[DATA PROVIDED]
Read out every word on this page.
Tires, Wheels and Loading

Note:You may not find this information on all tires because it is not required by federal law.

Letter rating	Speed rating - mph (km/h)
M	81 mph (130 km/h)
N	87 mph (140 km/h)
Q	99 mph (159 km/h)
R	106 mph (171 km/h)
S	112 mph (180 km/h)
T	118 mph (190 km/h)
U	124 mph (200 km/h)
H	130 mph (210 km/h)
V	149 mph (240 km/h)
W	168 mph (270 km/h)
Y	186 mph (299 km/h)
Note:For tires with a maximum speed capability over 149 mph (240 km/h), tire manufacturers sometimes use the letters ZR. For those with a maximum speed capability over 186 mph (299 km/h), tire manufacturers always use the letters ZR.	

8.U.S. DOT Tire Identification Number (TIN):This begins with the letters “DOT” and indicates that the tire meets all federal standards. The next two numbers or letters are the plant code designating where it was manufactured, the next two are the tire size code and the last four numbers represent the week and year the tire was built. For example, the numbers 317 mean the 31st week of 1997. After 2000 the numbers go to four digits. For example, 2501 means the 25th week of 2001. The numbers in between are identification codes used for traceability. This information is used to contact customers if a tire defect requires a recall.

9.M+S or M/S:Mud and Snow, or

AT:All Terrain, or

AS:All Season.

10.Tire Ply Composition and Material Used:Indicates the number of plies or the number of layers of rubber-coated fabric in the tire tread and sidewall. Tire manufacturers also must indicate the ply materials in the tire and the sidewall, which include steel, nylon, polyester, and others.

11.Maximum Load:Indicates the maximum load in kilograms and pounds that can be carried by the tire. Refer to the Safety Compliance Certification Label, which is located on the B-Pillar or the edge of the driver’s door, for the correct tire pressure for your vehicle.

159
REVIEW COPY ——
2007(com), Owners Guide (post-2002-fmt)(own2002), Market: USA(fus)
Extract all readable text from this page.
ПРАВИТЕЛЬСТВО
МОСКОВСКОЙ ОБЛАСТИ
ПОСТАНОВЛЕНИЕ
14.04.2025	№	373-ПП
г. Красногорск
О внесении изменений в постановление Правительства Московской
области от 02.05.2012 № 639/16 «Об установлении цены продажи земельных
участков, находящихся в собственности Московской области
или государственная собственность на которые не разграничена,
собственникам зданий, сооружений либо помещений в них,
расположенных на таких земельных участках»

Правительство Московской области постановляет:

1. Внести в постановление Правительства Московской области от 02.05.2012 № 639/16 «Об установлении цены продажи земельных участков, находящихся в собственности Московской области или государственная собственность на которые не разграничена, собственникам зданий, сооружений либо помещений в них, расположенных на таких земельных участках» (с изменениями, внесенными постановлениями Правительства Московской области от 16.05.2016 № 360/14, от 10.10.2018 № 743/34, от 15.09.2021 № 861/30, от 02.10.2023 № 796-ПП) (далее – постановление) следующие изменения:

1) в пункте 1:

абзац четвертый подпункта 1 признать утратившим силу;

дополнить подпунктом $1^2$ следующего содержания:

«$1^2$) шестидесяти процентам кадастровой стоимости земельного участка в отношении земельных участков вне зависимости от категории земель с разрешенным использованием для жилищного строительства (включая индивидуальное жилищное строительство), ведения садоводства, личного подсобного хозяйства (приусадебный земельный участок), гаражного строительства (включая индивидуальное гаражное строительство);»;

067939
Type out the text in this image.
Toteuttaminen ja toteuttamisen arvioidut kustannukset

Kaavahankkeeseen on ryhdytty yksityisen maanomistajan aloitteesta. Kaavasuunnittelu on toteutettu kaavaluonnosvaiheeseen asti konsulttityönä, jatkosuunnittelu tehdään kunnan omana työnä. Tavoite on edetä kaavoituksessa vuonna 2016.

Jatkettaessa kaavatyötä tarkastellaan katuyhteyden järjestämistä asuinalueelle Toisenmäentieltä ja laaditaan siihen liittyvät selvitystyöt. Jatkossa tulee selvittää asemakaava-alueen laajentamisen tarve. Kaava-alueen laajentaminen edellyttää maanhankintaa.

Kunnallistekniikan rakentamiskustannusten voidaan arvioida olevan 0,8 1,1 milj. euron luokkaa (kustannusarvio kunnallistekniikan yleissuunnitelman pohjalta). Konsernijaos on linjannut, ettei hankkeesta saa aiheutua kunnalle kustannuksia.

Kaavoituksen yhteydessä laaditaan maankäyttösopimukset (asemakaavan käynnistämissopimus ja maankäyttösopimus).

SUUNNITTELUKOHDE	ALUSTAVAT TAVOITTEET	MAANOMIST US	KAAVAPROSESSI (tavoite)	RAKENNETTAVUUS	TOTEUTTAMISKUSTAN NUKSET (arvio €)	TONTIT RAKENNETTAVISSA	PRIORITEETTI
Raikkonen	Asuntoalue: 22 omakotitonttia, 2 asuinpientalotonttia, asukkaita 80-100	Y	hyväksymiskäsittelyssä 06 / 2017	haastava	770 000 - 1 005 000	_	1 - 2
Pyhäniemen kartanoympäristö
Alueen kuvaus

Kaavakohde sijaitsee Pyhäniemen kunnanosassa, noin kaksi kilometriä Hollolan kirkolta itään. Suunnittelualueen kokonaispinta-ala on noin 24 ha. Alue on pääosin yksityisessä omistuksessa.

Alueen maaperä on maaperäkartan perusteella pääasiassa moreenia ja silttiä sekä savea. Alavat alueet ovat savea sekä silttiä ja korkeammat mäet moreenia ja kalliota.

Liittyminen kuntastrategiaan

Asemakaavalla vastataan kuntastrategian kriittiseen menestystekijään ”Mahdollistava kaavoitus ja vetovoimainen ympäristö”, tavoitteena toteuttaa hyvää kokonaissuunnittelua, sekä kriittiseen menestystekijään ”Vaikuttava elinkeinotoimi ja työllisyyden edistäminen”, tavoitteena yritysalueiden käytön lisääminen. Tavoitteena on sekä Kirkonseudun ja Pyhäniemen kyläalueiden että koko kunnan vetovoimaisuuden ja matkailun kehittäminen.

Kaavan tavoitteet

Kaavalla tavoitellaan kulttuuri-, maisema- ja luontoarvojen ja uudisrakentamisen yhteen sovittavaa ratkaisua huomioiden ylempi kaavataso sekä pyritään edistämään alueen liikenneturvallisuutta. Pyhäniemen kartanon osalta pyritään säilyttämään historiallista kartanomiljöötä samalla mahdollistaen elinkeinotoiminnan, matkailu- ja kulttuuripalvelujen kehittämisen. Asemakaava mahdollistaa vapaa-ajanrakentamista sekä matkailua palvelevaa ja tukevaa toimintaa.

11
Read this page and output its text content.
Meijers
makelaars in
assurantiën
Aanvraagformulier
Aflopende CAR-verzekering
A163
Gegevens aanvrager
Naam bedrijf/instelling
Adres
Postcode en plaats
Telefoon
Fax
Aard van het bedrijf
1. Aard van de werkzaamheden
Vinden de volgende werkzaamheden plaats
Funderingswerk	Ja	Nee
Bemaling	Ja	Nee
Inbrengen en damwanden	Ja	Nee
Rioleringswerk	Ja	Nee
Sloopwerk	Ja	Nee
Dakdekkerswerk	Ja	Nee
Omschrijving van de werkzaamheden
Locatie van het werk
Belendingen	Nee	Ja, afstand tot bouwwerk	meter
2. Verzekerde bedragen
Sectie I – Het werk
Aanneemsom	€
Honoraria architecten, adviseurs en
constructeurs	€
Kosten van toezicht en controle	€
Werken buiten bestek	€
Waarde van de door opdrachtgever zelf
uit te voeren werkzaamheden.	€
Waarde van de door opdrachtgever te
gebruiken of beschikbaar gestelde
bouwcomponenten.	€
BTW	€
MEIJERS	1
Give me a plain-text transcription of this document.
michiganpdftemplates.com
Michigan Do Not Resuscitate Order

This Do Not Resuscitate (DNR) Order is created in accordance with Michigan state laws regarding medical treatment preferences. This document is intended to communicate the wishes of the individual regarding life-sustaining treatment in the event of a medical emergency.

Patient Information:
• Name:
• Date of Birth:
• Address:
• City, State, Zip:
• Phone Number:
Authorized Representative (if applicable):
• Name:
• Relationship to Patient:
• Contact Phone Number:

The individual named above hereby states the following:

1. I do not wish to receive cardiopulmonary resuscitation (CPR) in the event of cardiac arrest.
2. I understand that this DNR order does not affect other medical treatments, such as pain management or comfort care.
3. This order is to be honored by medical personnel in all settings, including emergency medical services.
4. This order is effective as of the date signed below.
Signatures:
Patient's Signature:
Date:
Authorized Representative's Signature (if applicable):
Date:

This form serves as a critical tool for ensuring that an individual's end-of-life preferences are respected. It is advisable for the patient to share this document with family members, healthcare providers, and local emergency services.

[WHAT YOU HAVE TO DO] Filter the entries and copy out every line with the word "bedrijf".

[RESPONSE TO THIS TASK]
Naam bedrijf/instelling
Aard van het bedrijf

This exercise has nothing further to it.